## Material supplied

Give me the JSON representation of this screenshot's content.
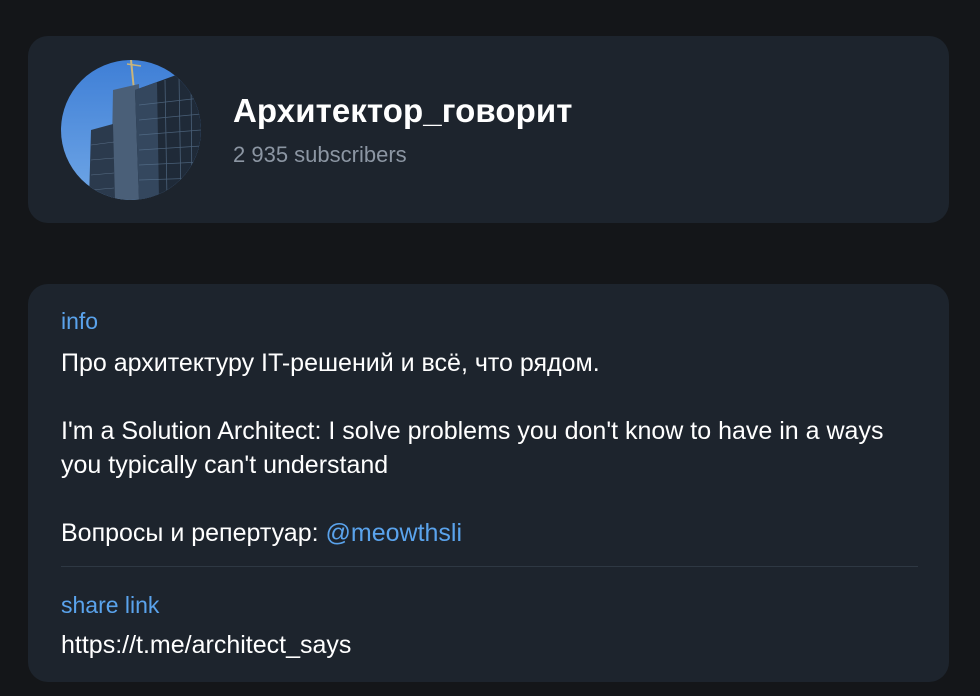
{
  "channel": {
    "name": "Архитектор_говорит",
    "subscribers": "2 935 subscribers"
  },
  "info": {
    "label": "info",
    "line1": "Про архитектуру IT-решений и всё, что рядом.",
    "line2": "I'm a Solution Architect: I solve problems you don't know to have in a ways you typically can't understand",
    "contact_prefix": "Вопросы и репертуар: ",
    "contact_mention": "@meowthsli"
  },
  "share": {
    "label": "share link",
    "url": "https://t.me/architect_says"
  },
  "colors": {
    "background": "#141619",
    "card": "#1d242d",
    "accent": "#5aa3ec",
    "muted": "#8c96a3"
  }
}
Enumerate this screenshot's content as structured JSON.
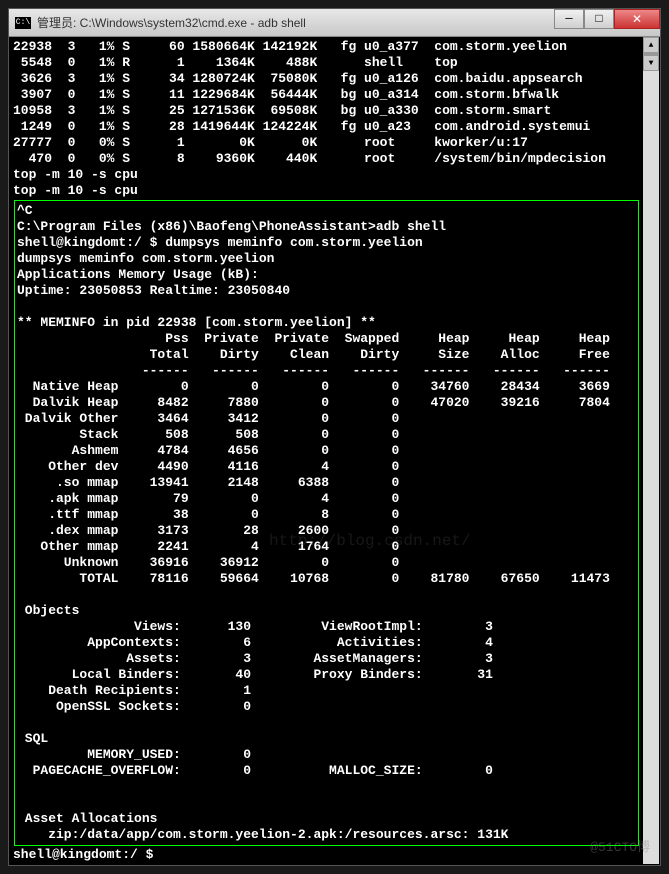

## Work required
In your copy of the records, include no pictures; repeat everything else exactly.

## Expected output
Give me the JSON representation of this screenshot's content.
{
  "channel": {
    "name": "Архитектор_говорит",
    "subscribers": "2 935 subscribers"
  },
  "info": {
    "label": "info",
    "line1": "Про архитектуру IT-решений и всё, что рядом.",
    "line2": "I'm a Solution Architect: I solve problems you don't know to have in a ways you typically can't understand",
    "contact_prefix": "Вопросы и репертуар: ",
    "contact_mention": "@meowthsli"
  },
  "share": {
    "label": "share link",
    "url": "https://t.me/architect_says"
  },
  "colors": {
    "background": "#141619",
    "card": "#1d242d",
    "accent": "#5aa3ec",
    "muted": "#8c96a3"
  }
}
Enumerate this screenshot's content as structured JSON.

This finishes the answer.